◆ INFORMATION SUPPLIED:
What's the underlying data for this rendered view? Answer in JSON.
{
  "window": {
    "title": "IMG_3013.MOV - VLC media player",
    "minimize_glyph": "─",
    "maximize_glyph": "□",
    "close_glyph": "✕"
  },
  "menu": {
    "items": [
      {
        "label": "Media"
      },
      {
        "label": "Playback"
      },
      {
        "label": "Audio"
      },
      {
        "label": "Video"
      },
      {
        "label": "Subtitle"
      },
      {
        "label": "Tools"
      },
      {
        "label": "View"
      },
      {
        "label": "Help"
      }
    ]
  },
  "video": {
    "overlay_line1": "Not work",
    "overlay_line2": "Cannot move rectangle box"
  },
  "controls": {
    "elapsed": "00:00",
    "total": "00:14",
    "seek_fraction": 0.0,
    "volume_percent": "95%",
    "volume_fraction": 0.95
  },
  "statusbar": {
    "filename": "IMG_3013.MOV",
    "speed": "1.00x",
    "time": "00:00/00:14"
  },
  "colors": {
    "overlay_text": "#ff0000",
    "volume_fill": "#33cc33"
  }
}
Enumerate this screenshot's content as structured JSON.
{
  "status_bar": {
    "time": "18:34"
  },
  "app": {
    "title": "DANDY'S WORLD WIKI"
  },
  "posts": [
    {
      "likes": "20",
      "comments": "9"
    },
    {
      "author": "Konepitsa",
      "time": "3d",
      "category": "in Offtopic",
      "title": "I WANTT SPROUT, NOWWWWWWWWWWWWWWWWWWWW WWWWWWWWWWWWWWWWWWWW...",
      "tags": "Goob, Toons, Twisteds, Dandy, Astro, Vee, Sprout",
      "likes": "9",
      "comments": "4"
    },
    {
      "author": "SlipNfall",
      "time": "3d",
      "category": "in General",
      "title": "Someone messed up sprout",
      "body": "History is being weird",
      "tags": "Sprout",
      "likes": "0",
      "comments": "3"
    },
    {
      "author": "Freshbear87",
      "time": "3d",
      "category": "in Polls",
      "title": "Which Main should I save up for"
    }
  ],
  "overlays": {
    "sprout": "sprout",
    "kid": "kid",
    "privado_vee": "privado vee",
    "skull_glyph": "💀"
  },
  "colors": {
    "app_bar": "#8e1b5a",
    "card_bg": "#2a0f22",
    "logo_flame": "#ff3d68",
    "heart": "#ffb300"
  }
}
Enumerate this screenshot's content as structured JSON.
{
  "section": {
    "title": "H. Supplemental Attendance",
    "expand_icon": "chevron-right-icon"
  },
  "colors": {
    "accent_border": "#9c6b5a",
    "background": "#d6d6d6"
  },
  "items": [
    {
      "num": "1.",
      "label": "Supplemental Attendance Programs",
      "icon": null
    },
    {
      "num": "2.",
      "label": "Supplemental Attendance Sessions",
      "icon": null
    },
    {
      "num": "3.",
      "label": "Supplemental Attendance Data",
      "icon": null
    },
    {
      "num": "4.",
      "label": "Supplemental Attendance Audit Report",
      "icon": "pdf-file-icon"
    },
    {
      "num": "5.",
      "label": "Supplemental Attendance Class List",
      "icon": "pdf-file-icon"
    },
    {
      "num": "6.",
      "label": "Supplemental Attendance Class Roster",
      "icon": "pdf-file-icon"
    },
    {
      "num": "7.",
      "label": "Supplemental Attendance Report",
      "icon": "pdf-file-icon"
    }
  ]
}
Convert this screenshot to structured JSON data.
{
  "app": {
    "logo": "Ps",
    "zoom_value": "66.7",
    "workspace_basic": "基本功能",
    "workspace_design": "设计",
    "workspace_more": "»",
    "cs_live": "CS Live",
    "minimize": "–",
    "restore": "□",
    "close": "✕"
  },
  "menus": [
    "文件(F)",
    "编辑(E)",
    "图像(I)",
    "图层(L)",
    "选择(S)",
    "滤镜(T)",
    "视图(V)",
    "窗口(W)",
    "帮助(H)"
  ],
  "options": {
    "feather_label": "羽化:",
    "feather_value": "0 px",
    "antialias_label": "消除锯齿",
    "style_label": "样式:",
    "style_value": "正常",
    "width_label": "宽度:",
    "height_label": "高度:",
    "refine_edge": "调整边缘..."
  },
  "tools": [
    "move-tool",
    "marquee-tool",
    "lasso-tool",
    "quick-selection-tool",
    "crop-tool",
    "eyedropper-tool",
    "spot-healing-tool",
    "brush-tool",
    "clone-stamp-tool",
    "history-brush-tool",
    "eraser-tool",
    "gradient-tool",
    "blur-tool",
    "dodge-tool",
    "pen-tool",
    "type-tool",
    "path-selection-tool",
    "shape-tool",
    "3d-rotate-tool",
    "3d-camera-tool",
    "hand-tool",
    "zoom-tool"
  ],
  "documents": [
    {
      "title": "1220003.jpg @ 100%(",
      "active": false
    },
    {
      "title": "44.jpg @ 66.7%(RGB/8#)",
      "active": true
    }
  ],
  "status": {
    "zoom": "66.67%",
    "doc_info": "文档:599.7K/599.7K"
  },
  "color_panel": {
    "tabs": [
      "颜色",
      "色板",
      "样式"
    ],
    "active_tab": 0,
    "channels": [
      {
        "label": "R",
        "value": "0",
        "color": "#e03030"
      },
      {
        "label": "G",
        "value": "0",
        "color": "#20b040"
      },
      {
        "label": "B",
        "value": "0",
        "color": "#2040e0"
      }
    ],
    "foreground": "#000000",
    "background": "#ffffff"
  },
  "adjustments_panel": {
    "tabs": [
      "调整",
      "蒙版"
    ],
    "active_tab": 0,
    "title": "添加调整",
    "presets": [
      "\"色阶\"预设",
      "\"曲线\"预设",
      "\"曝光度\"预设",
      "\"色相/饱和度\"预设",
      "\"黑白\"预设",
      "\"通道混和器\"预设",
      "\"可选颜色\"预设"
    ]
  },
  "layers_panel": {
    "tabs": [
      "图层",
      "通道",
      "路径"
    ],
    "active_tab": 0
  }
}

◆ THE REQUEST: Each line of the material should be duplicated exactly, please.

◆ OUTPUT:
What's the underlying data for this rendered view? Answer in JSON.
{
  "window": {
    "title": "IMG_3013.MOV - VLC media player",
    "minimize_glyph": "─",
    "maximize_glyph": "□",
    "close_glyph": "✕"
  },
  "menu": {
    "items": [
      {
        "label": "Media"
      },
      {
        "label": "Playback"
      },
      {
        "label": "Audio"
      },
      {
        "label": "Video"
      },
      {
        "label": "Subtitle"
      },
      {
        "label": "Tools"
      },
      {
        "label": "View"
      },
      {
        "label": "Help"
      }
    ]
  },
  "video": {
    "overlay_line1": "Not work",
    "overlay_line2": "Cannot move rectangle box"
  },
  "controls": {
    "elapsed": "00:00",
    "total": "00:14",
    "seek_fraction": 0.0,
    "volume_percent": "95%",
    "volume_fraction": 0.95
  },
  "statusbar": {
    "filename": "IMG_3013.MOV",
    "speed": "1.00x",
    "time": "00:00/00:14"
  },
  "colors": {
    "overlay_text": "#ff0000",
    "volume_fill": "#33cc33"
  }
}
Enumerate this screenshot's content as structured JSON.
{
  "status_bar": {
    "time": "18:34"
  },
  "app": {
    "title": "DANDY'S WORLD WIKI"
  },
  "posts": [
    {
      "likes": "20",
      "comments": "9"
    },
    {
      "author": "Konepitsa",
      "time": "3d",
      "category": "in Offtopic",
      "title": "I WANTT SPROUT, NOWWWWWWWWWWWWWWWWWWWW WWWWWWWWWWWWWWWWWWWW...",
      "tags": "Goob, Toons, Twisteds, Dandy, Astro, Vee, Sprout",
      "likes": "9",
      "comments": "4"
    },
    {
      "author": "SlipNfall",
      "time": "3d",
      "category": "in General",
      "title": "Someone messed up sprout",
      "body": "History is being weird",
      "tags": "Sprout",
      "likes": "0",
      "comments": "3"
    },
    {
      "author": "Freshbear87",
      "time": "3d",
      "category": "in Polls",
      "title": "Which Main should I save up for"
    }
  ],
  "overlays": {
    "sprout": "sprout",
    "kid": "kid",
    "privado_vee": "privado vee",
    "skull_glyph": "💀"
  },
  "colors": {
    "app_bar": "#8e1b5a",
    "card_bg": "#2a0f22",
    "logo_flame": "#ff3d68",
    "heart": "#ffb300"
  }
}
Enumerate this screenshot's content as structured JSON.
{
  "section": {
    "title": "H. Supplemental Attendance",
    "expand_icon": "chevron-right-icon"
  },
  "colors": {
    "accent_border": "#9c6b5a",
    "background": "#d6d6d6"
  },
  "items": [
    {
      "num": "1.",
      "label": "Supplemental Attendance Programs",
      "icon": null
    },
    {
      "num": "2.",
      "label": "Supplemental Attendance Sessions",
      "icon": null
    },
    {
      "num": "3.",
      "label": "Supplemental Attendance Data",
      "icon": null
    },
    {
      "num": "4.",
      "label": "Supplemental Attendance Audit Report",
      "icon": "pdf-file-icon"
    },
    {
      "num": "5.",
      "label": "Supplemental Attendance Class List",
      "icon": "pdf-file-icon"
    },
    {
      "num": "6.",
      "label": "Supplemental Attendance Class Roster",
      "icon": "pdf-file-icon"
    },
    {
      "num": "7.",
      "label": "Supplemental Attendance Report",
      "icon": "pdf-file-icon"
    }
  ]
}
Convert this screenshot to structured JSON data.
{
  "app": {
    "logo": "Ps",
    "zoom_value": "66.7",
    "workspace_basic": "基本功能",
    "workspace_design": "设计",
    "workspace_more": "»",
    "cs_live": "CS Live",
    "minimize": "–",
    "restore": "□",
    "close": "✕"
  },
  "menus": [
    "文件(F)",
    "编辑(E)",
    "图像(I)",
    "图层(L)",
    "选择(S)",
    "滤镜(T)",
    "视图(V)",
    "窗口(W)",
    "帮助(H)"
  ],
  "options": {
    "feather_label": "羽化:",
    "feather_value": "0 px",
    "antialias_label": "消除锯齿",
    "style_label": "样式:",
    "style_value": "正常",
    "width_label": "宽度:",
    "height_label": "高度:",
    "refine_edge": "调整边缘..."
  },
  "tools": [
    "move-tool",
    "marquee-tool",
    "lasso-tool",
    "quick-selection-tool",
    "crop-tool",
    "eyedropper-tool",
    "spot-healing-tool",
    "brush-tool",
    "clone-stamp-tool",
    "history-brush-tool",
    "eraser-tool",
    "gradient-tool",
    "blur-tool",
    "dodge-tool",
    "pen-tool",
    "type-tool",
    "path-selection-tool",
    "shape-tool",
    "3d-rotate-tool",
    "3d-camera-tool",
    "hand-tool",
    "zoom-tool"
  ],
  "documents": [
    {
      "title": "1220003.jpg @ 100%(",
      "active": false
    },
    {
      "title": "44.jpg @ 66.7%(RGB/8#)",
      "active": true
    }
  ],
  "status": {
    "zoom": "66.67%",
    "doc_info": "文档:599.7K/599.7K"
  },
  "color_panel": {
    "tabs": [
      "颜色",
      "色板",
      "样式"
    ],
    "active_tab": 0,
    "channels": [
      {
        "label": "R",
        "value": "0",
        "color": "#e03030"
      },
      {
        "label": "G",
        "value": "0",
        "color": "#20b040"
      },
      {
        "label": "B",
        "value": "0",
        "color": "#2040e0"
      }
    ],
    "foreground": "#000000",
    "background": "#ffffff"
  },
  "adjustments_panel": {
    "tabs": [
      "调整",
      "蒙版"
    ],
    "active_tab": 0,
    "title": "添加调整",
    "presets": [
      "\"色阶\"预设",
      "\"曲线\"预设",
      "\"曝光度\"预设",
      "\"色相/饱和度\"预设",
      "\"黑白\"预设",
      "\"通道混和器\"预设",
      "\"可选颜色\"预设"
    ]
  },
  "layers_panel": {
    "tabs": [
      "图层",
      "通道",
      "路径"
    ],
    "active_tab": 0
  }
}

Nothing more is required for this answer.